= PROBLEM TO WORK ON =
Return the whole listing, line for line, without the pictures in it.

= INPUT FOR THIS TASK =
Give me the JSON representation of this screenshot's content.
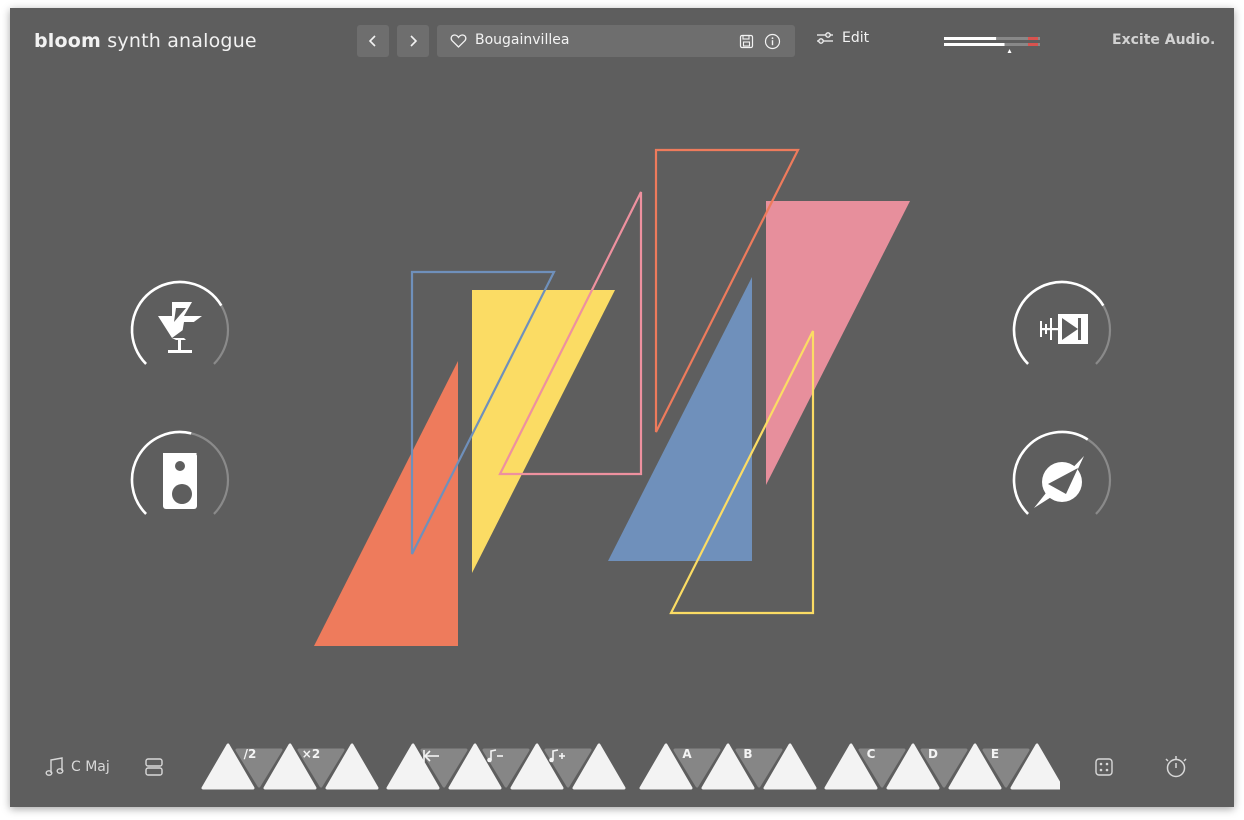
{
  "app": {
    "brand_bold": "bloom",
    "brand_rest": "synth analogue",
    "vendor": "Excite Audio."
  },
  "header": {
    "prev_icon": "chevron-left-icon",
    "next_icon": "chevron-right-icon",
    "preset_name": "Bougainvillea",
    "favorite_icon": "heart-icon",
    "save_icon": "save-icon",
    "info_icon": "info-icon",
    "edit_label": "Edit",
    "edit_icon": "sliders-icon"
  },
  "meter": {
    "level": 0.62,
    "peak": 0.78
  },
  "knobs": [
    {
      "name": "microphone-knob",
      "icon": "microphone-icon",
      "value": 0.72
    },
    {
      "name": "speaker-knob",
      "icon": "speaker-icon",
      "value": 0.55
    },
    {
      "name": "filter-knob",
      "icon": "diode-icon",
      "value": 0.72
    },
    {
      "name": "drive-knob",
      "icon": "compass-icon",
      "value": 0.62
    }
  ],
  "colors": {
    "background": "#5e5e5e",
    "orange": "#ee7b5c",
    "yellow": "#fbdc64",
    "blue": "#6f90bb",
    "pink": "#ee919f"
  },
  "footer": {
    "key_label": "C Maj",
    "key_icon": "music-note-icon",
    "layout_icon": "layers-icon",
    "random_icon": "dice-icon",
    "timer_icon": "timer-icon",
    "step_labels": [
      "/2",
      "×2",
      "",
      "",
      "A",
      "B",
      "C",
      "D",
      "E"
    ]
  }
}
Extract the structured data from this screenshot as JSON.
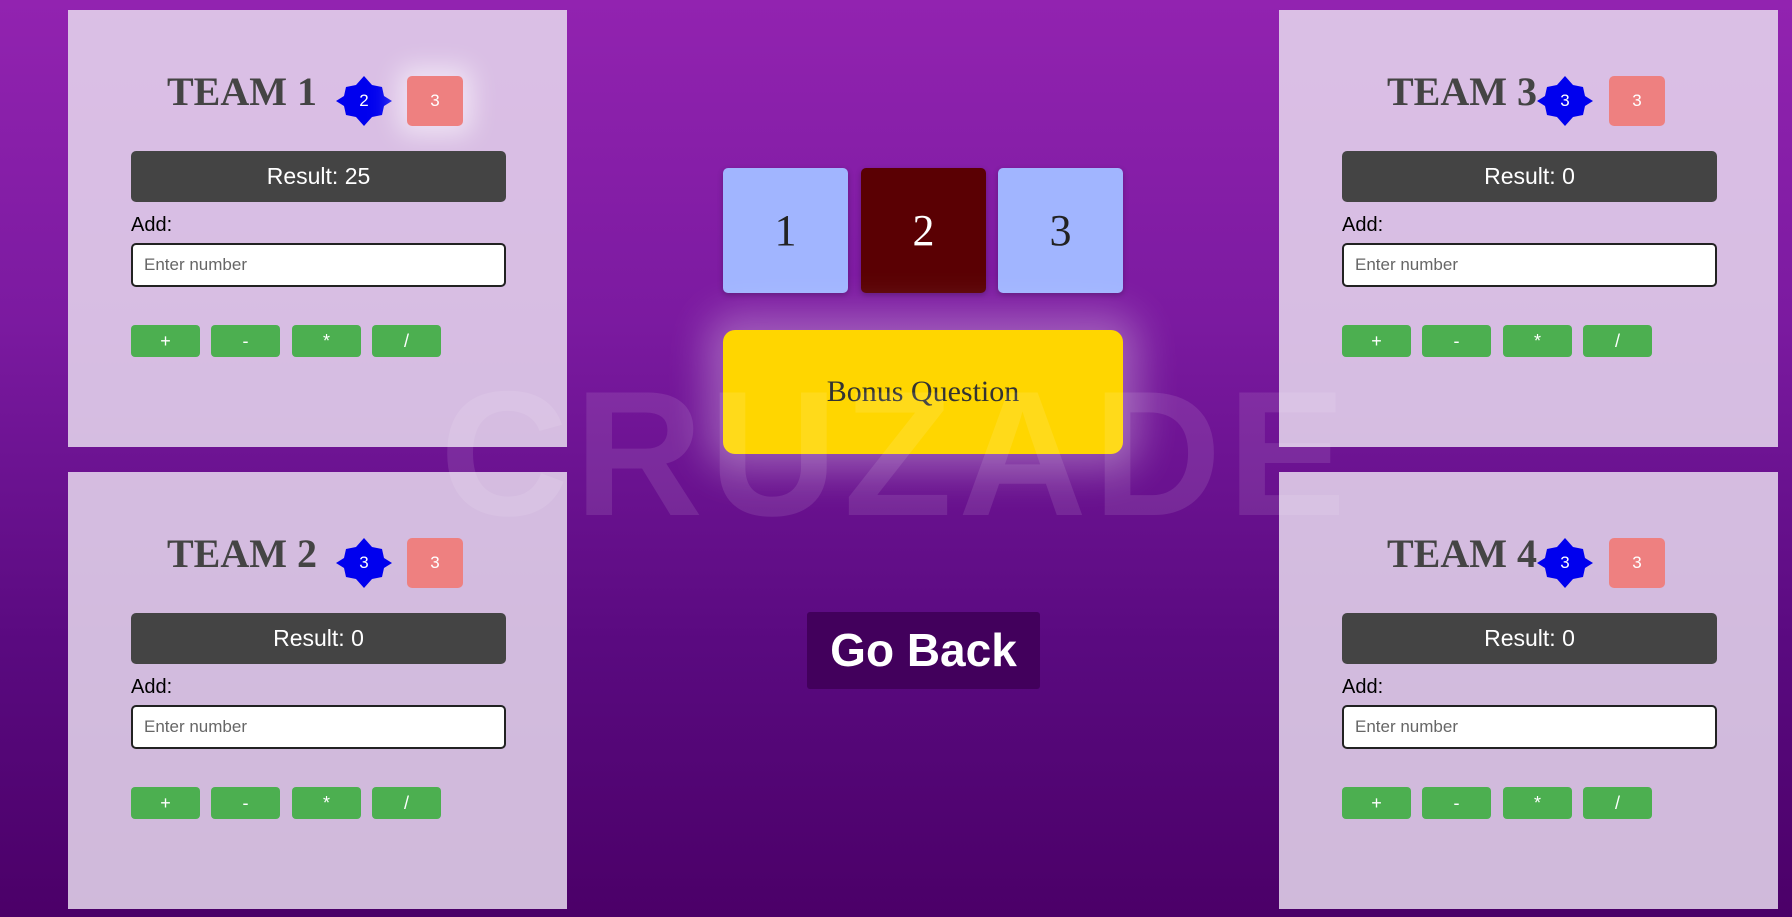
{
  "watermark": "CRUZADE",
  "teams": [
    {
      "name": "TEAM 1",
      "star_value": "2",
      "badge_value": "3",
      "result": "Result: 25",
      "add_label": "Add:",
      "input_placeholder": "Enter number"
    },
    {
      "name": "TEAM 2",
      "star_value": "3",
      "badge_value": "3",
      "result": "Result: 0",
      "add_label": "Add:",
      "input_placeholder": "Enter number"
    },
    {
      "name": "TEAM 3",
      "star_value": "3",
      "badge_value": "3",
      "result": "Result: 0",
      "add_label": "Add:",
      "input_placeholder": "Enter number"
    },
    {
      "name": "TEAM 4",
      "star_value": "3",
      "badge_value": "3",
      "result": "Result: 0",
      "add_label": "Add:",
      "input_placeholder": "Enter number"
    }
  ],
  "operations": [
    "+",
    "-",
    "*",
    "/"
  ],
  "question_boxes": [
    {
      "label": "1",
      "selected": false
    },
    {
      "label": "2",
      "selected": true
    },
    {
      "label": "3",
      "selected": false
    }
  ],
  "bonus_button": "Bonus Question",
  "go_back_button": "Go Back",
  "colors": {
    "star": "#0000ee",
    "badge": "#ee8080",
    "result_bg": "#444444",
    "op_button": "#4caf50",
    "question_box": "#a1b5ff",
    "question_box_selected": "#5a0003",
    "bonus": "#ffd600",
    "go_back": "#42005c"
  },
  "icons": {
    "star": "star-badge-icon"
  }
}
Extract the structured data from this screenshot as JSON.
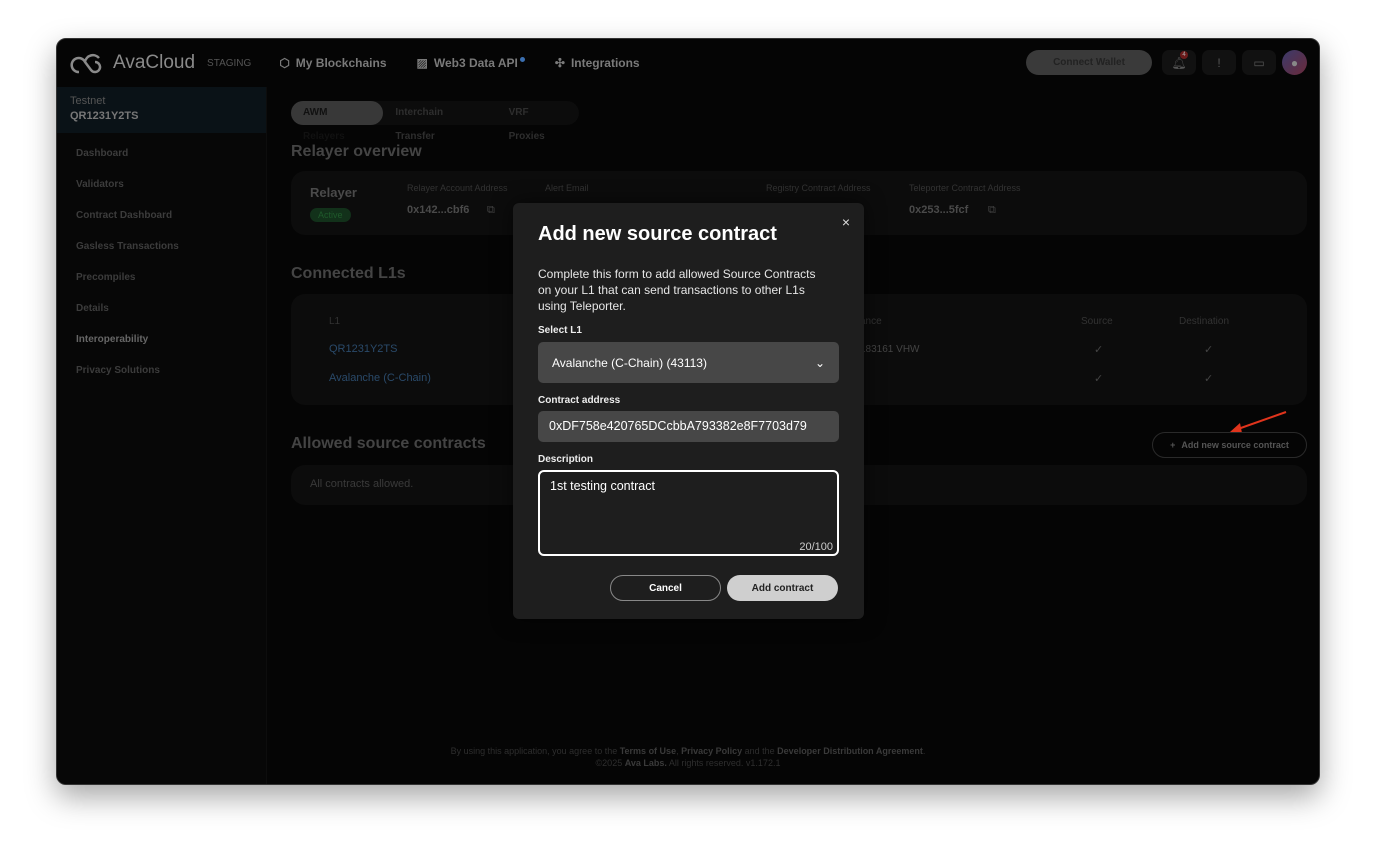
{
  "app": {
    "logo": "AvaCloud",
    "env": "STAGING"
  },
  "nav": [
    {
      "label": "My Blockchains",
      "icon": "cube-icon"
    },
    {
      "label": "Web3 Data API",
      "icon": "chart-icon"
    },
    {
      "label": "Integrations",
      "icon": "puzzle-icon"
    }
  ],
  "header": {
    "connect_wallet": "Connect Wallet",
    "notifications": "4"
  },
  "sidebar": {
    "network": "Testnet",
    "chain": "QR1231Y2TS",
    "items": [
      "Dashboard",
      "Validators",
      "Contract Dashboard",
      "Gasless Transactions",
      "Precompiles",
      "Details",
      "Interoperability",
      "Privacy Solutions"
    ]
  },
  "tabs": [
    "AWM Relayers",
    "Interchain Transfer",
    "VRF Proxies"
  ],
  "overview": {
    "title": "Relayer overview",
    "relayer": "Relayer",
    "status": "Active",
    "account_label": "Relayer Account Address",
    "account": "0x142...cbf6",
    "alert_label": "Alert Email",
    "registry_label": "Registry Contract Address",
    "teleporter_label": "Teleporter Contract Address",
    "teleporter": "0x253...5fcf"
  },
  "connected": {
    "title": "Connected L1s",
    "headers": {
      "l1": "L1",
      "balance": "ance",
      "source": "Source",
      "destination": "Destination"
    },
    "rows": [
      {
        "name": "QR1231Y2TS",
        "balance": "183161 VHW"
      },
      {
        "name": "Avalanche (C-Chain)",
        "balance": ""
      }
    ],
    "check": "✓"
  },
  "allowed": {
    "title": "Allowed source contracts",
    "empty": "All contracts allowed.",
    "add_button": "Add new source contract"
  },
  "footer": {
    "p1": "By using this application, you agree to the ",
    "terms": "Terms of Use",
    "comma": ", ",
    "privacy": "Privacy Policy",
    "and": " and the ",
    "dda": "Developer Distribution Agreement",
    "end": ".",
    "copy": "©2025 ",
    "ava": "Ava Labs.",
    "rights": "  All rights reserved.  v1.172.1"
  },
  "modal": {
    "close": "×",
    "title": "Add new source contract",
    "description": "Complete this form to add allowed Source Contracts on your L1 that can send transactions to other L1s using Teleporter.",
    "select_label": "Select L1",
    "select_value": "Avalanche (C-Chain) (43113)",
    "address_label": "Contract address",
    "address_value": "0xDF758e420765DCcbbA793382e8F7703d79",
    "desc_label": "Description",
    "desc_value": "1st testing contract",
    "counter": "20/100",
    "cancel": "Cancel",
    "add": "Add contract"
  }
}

= CORRECT RESULT =
Give me the JSON representation of this screenshot's content.
{
  "app": {
    "brand_bold": "bloom",
    "brand_rest": "synth analogue",
    "vendor": "Excite Audio."
  },
  "header": {
    "prev_icon": "chevron-left-icon",
    "next_icon": "chevron-right-icon",
    "preset_name": "Bougainvillea",
    "favorite_icon": "heart-icon",
    "save_icon": "save-icon",
    "info_icon": "info-icon",
    "edit_label": "Edit",
    "edit_icon": "sliders-icon"
  },
  "meter": {
    "level": 0.62,
    "peak": 0.78
  },
  "knobs": [
    {
      "name": "microphone-knob",
      "icon": "microphone-icon",
      "value": 0.72
    },
    {
      "name": "speaker-knob",
      "icon": "speaker-icon",
      "value": 0.55
    },
    {
      "name": "filter-knob",
      "icon": "diode-icon",
      "value": 0.72
    },
    {
      "name": "drive-knob",
      "icon": "compass-icon",
      "value": 0.62
    }
  ],
  "colors": {
    "background": "#5e5e5e",
    "orange": "#ee7b5c",
    "yellow": "#fbdc64",
    "blue": "#6f90bb",
    "pink": "#ee919f"
  },
  "footer": {
    "key_label": "C Maj",
    "key_icon": "music-note-icon",
    "layout_icon": "layers-icon",
    "random_icon": "dice-icon",
    "timer_icon": "timer-icon",
    "step_labels": [
      "/2",
      "×2",
      "",
      "",
      "A",
      "B",
      "C",
      "D",
      "E"
    ]
  }
}
Extract the structured data from this screenshot as JSON.
{
  "watermark": "CRUZADE",
  "teams": [
    {
      "name": "TEAM 1",
      "star_value": "2",
      "badge_value": "3",
      "result": "Result: 25",
      "add_label": "Add:",
      "input_placeholder": "Enter number"
    },
    {
      "name": "TEAM 2",
      "star_value": "3",
      "badge_value": "3",
      "result": "Result: 0",
      "add_label": "Add:",
      "input_placeholder": "Enter number"
    },
    {
      "name": "TEAM 3",
      "star_value": "3",
      "badge_value": "3",
      "result": "Result: 0",
      "add_label": "Add:",
      "input_placeholder": "Enter number"
    },
    {
      "name": "TEAM 4",
      "star_value": "3",
      "badge_value": "3",
      "result": "Result: 0",
      "add_label": "Add:",
      "input_placeholder": "Enter number"
    }
  ],
  "operations": [
    "+",
    "-",
    "*",
    "/"
  ],
  "question_boxes": [
    {
      "label": "1",
      "selected": false
    },
    {
      "label": "2",
      "selected": true
    },
    {
      "label": "3",
      "selected": false
    }
  ],
  "bonus_button": "Bonus Question",
  "go_back_button": "Go Back",
  "colors": {
    "star": "#0000ee",
    "badge": "#ee8080",
    "result_bg": "#444444",
    "op_button": "#4caf50",
    "question_box": "#a1b5ff",
    "question_box_selected": "#5a0003",
    "bonus": "#ffd600",
    "go_back": "#42005c"
  },
  "icons": {
    "star": "star-badge-icon"
  }
}
Extract the structured data from this screenshot as JSON.
{
  "app": {
    "logo": "AvaCloud",
    "env": "STAGING"
  },
  "nav": [
    {
      "label": "My Blockchains",
      "icon": "cube-icon"
    },
    {
      "label": "Web3 Data API",
      "icon": "chart-icon"
    },
    {
      "label": "Integrations",
      "icon": "puzzle-icon"
    }
  ],
  "header": {
    "connect_wallet": "Connect Wallet",
    "notifications": "4"
  },
  "sidebar": {
    "network": "Testnet",
    "chain": "QR1231Y2TS",
    "items": [
      "Dashboard",
      "Validators",
      "Contract Dashboard",
      "Gasless Transactions",
      "Precompiles",
      "Details",
      "Interoperability",
      "Privacy Solutions"
    ]
  },
  "tabs": [
    "AWM Relayers",
    "Interchain Transfer",
    "VRF Proxies"
  ],
  "overview": {
    "title": "Relayer overview",
    "relayer": "Relayer",
    "status": "Active",
    "account_label": "Relayer Account Address",
    "account": "0x142...cbf6",
    "alert_label": "Alert Email",
    "registry_label": "Registry Contract Address",
    "teleporter_label": "Teleporter Contract Address",
    "teleporter": "0x253...5fcf"
  },
  "connected": {
    "title": "Connected L1s",
    "headers": {
      "l1": "L1",
      "balance": "ance",
      "source": "Source",
      "destination": "Destination"
    },
    "rows": [
      {
        "name": "QR1231Y2TS",
        "balance": "183161 VHW"
      },
      {
        "name": "Avalanche (C-Chain)",
        "balance": ""
      }
    ],
    "check": "✓"
  },
  "allowed": {
    "title": "Allowed source contracts",
    "empty": "All contracts allowed.",
    "add_button": "Add new source contract"
  },
  "footer": {
    "p1": "By using this application, you agree to the ",
    "terms": "Terms of Use",
    "comma": ", ",
    "privacy": "Privacy Policy",
    "and": " and the ",
    "dda": "Developer Distribution Agreement",
    "end": ".",
    "copy": "©2025 ",
    "ava": "Ava Labs.",
    "rights": "  All rights reserved.  v1.172.1"
  },
  "modal": {
    "close": "×",
    "title": "Add new source contract",
    "description": "Complete this form to add allowed Source Contracts on your L1 that can send transactions to other L1s using Teleporter.",
    "select_label": "Select L1",
    "select_value": "Avalanche (C-Chain) (43113)",
    "address_label": "Contract address",
    "address_value": "0xDF758e420765DCcbbA793382e8F7703d79",
    "desc_label": "Description",
    "desc_value": "1st testing contract",
    "counter": "20/100",
    "cancel": "Cancel",
    "add": "Add contract"
  }
}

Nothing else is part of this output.